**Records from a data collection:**
========================================================================

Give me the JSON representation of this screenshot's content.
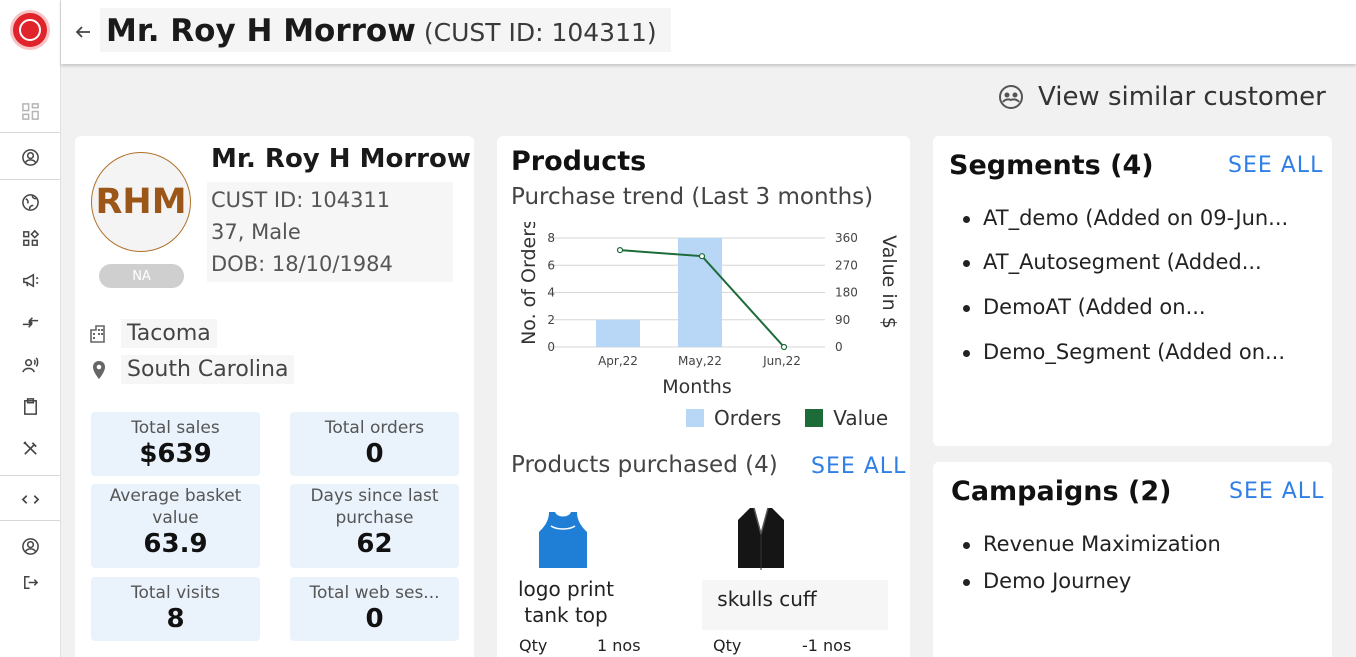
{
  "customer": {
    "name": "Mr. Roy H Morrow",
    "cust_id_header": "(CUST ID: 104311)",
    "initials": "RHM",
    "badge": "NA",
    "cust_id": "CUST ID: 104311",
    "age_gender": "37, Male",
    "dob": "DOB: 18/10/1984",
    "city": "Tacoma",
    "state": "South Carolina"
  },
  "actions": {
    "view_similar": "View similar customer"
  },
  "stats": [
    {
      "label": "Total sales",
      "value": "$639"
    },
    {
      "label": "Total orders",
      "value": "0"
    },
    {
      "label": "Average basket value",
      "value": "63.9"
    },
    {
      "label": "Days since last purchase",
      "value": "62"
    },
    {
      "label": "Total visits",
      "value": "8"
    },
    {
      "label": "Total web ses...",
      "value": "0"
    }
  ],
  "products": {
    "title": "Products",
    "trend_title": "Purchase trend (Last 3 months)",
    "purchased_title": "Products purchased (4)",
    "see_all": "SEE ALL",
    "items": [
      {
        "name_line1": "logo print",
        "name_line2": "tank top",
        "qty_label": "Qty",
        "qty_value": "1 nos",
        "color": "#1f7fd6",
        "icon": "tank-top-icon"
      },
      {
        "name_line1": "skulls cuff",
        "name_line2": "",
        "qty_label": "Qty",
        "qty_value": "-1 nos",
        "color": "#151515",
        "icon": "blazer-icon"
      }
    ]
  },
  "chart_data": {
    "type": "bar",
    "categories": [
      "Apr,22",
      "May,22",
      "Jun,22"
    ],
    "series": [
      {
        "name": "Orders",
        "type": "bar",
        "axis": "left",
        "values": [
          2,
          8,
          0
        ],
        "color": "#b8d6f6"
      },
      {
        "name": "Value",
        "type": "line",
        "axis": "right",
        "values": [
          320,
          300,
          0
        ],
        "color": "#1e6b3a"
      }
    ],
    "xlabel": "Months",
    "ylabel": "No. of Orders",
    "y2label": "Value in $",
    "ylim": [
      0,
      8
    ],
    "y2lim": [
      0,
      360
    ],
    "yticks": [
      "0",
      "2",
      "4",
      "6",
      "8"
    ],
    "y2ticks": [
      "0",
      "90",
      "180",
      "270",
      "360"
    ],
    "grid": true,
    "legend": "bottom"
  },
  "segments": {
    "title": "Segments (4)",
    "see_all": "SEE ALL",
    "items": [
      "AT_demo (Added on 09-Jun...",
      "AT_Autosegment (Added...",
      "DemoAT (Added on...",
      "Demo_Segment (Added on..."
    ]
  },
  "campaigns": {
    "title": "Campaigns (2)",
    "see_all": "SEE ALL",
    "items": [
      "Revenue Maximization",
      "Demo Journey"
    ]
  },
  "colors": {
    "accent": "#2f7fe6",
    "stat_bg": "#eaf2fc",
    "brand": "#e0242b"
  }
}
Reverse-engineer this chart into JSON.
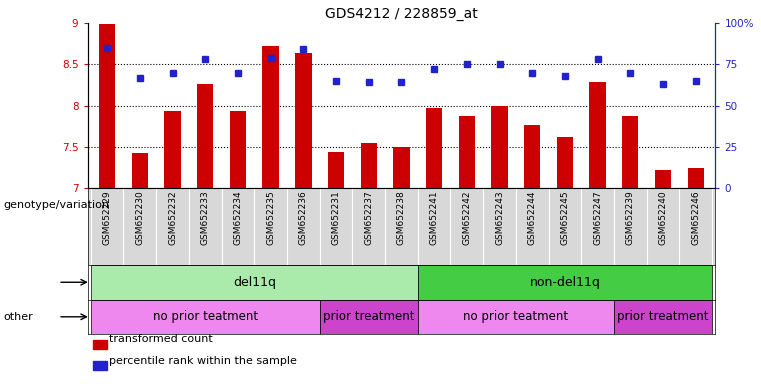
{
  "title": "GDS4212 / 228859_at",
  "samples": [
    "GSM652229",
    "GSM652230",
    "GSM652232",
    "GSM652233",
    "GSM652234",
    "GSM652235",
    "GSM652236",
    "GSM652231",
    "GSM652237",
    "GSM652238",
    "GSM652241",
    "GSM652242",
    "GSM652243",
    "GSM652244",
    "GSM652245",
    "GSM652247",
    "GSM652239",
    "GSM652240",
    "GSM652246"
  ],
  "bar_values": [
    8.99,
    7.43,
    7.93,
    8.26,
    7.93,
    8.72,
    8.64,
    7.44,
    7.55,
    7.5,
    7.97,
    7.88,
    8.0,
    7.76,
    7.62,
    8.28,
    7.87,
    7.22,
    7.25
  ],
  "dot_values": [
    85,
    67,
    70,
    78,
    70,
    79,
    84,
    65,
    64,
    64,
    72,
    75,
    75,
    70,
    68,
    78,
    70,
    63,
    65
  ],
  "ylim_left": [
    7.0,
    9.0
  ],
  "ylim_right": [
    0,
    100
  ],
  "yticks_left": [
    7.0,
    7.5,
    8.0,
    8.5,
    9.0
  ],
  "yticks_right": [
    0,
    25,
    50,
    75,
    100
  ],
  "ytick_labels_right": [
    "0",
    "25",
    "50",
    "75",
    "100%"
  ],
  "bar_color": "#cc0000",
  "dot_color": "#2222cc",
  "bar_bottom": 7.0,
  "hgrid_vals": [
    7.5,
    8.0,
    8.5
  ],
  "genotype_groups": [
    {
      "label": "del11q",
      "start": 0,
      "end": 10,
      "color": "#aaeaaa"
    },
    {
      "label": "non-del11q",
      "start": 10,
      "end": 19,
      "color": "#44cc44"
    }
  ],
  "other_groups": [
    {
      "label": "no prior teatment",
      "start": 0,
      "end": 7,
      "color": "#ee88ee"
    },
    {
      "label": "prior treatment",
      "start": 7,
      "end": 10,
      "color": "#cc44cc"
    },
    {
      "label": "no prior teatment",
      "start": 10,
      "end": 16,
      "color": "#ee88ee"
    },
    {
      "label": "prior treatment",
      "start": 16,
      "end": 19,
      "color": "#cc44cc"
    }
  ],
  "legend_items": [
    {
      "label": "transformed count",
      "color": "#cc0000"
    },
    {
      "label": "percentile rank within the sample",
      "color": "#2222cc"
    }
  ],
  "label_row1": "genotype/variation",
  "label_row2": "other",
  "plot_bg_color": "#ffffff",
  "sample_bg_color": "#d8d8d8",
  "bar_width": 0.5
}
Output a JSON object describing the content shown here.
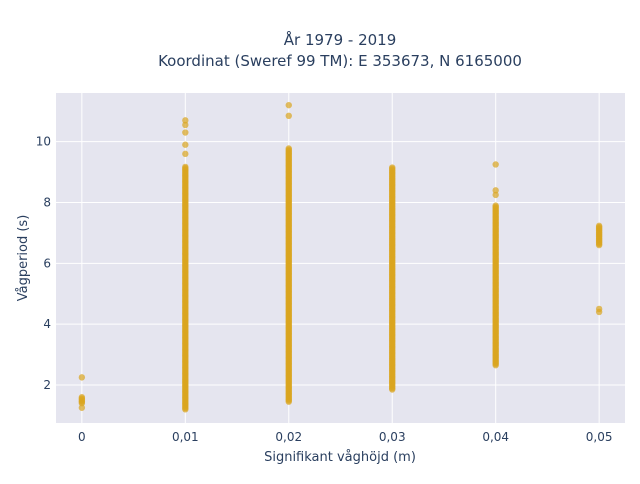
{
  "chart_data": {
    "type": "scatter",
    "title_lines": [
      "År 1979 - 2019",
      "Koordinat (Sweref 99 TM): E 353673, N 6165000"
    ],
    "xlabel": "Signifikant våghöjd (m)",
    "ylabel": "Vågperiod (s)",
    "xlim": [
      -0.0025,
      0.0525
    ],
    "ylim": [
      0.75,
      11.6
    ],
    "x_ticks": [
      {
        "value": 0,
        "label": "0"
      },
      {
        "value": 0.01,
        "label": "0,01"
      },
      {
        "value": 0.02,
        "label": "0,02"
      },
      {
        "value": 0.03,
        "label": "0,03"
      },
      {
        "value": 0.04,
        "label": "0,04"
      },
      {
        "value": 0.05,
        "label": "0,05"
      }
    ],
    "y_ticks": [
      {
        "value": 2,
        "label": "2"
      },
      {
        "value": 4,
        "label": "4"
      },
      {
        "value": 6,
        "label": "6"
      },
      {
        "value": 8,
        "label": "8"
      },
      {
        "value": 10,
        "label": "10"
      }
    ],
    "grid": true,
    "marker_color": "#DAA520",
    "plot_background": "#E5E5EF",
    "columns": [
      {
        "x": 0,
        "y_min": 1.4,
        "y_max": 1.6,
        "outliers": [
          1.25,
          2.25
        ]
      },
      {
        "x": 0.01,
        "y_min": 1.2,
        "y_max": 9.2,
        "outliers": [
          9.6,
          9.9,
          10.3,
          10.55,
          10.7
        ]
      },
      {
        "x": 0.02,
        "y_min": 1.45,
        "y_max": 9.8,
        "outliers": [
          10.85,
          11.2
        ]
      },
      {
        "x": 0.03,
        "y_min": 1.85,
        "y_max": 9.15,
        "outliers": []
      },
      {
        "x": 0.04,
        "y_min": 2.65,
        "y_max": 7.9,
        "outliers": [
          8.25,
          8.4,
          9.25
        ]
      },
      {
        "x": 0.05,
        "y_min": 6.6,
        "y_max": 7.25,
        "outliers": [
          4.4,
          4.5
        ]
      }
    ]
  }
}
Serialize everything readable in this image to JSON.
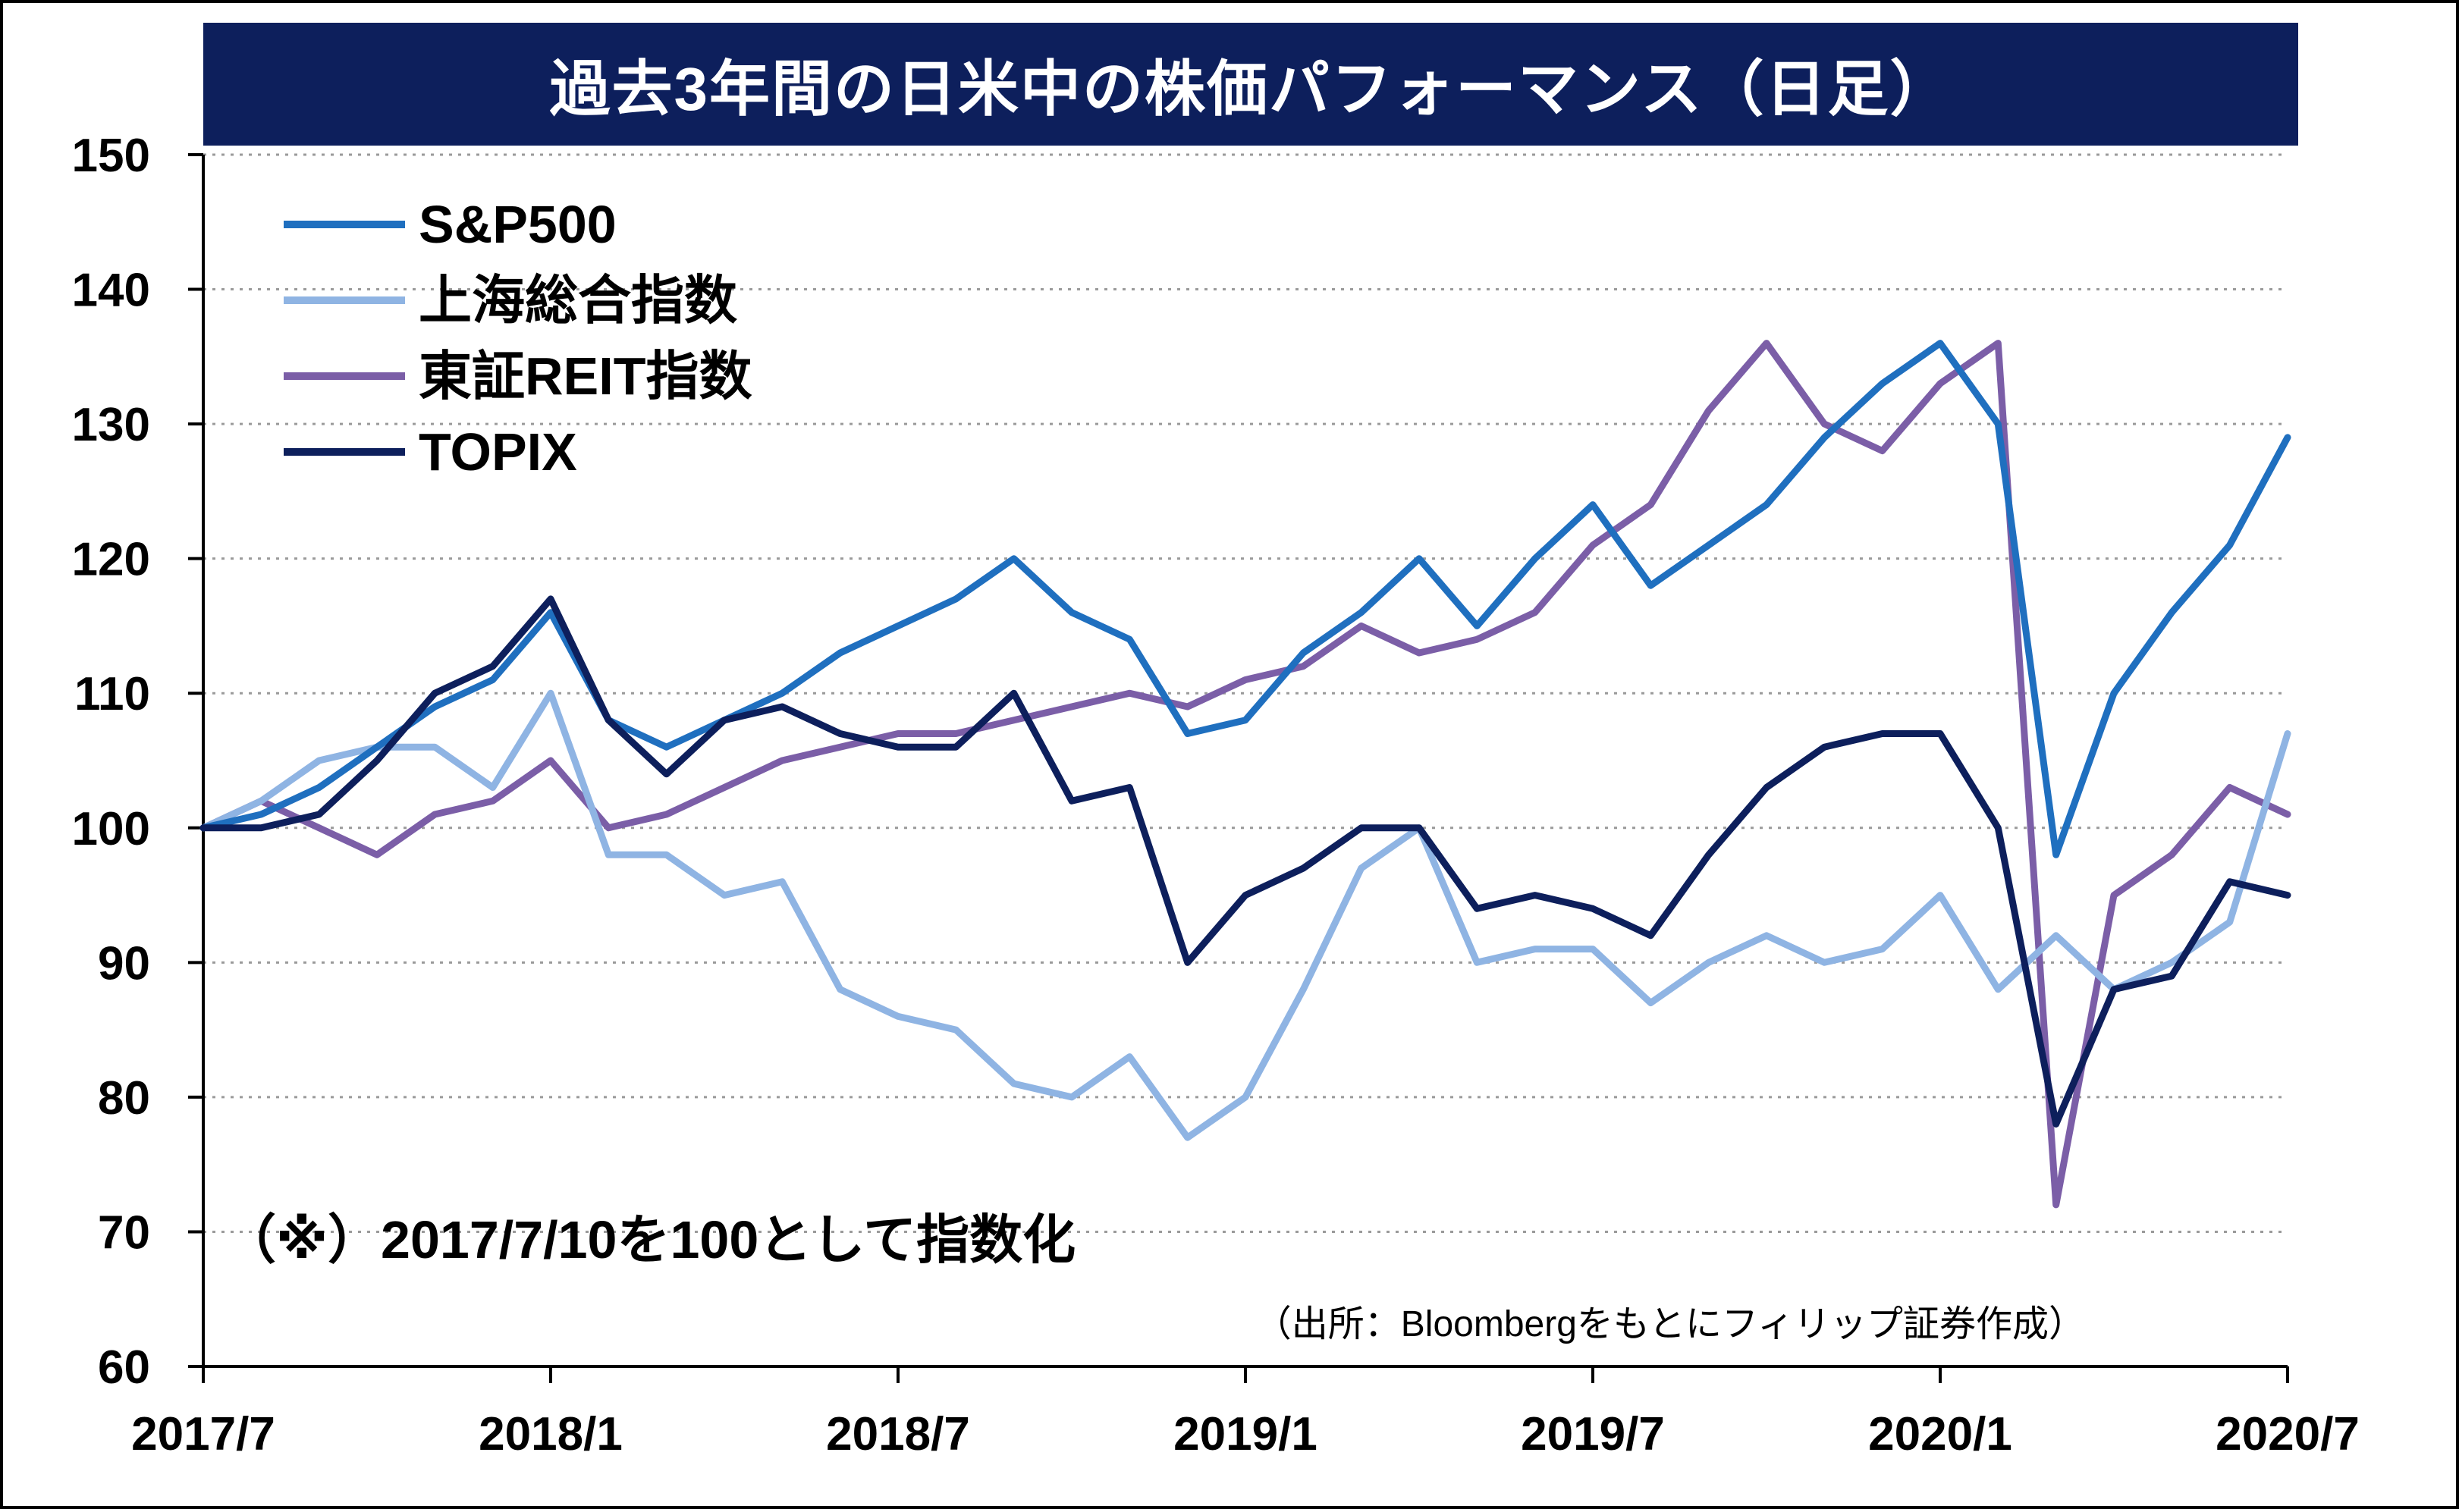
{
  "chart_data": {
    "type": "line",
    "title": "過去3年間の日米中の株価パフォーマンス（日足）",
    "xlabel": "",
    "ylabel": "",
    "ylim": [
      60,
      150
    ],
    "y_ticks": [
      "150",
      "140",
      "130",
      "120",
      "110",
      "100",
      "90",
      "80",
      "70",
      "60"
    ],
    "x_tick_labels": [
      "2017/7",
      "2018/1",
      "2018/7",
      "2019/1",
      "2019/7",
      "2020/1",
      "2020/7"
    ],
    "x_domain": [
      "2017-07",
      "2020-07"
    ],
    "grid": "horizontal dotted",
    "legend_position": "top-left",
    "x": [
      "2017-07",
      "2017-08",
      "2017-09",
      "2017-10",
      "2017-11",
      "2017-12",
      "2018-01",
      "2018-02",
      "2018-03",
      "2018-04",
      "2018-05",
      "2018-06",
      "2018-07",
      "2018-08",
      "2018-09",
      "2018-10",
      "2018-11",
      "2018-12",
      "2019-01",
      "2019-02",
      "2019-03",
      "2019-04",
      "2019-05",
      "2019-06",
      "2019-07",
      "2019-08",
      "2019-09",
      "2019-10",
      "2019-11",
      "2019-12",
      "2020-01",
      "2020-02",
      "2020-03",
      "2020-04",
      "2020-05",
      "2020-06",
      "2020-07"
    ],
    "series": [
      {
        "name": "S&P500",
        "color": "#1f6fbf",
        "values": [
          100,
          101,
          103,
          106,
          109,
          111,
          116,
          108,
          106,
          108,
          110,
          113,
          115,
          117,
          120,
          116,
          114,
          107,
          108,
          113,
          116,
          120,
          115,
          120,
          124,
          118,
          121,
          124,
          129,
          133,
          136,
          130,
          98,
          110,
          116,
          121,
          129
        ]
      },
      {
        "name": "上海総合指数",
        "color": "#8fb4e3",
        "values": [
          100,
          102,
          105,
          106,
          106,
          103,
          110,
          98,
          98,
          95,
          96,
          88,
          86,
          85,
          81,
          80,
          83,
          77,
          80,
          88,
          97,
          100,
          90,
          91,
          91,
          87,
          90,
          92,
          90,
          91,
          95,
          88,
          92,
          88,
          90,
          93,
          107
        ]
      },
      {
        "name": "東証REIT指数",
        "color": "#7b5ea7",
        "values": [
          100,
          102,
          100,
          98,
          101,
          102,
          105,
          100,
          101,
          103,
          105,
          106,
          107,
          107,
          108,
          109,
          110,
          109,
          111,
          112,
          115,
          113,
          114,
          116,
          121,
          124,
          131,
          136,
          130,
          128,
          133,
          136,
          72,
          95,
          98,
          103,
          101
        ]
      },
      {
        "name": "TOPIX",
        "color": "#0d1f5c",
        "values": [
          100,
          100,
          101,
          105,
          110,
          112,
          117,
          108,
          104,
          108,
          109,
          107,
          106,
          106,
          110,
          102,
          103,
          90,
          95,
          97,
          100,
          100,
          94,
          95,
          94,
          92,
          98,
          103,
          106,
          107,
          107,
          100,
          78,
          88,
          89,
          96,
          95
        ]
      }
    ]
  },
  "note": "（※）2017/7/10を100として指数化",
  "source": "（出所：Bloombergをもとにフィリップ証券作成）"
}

========================================================================

**Job:** Give the number of lines in the records that contain the string "Total", and nothing besides.

**Task result:** 4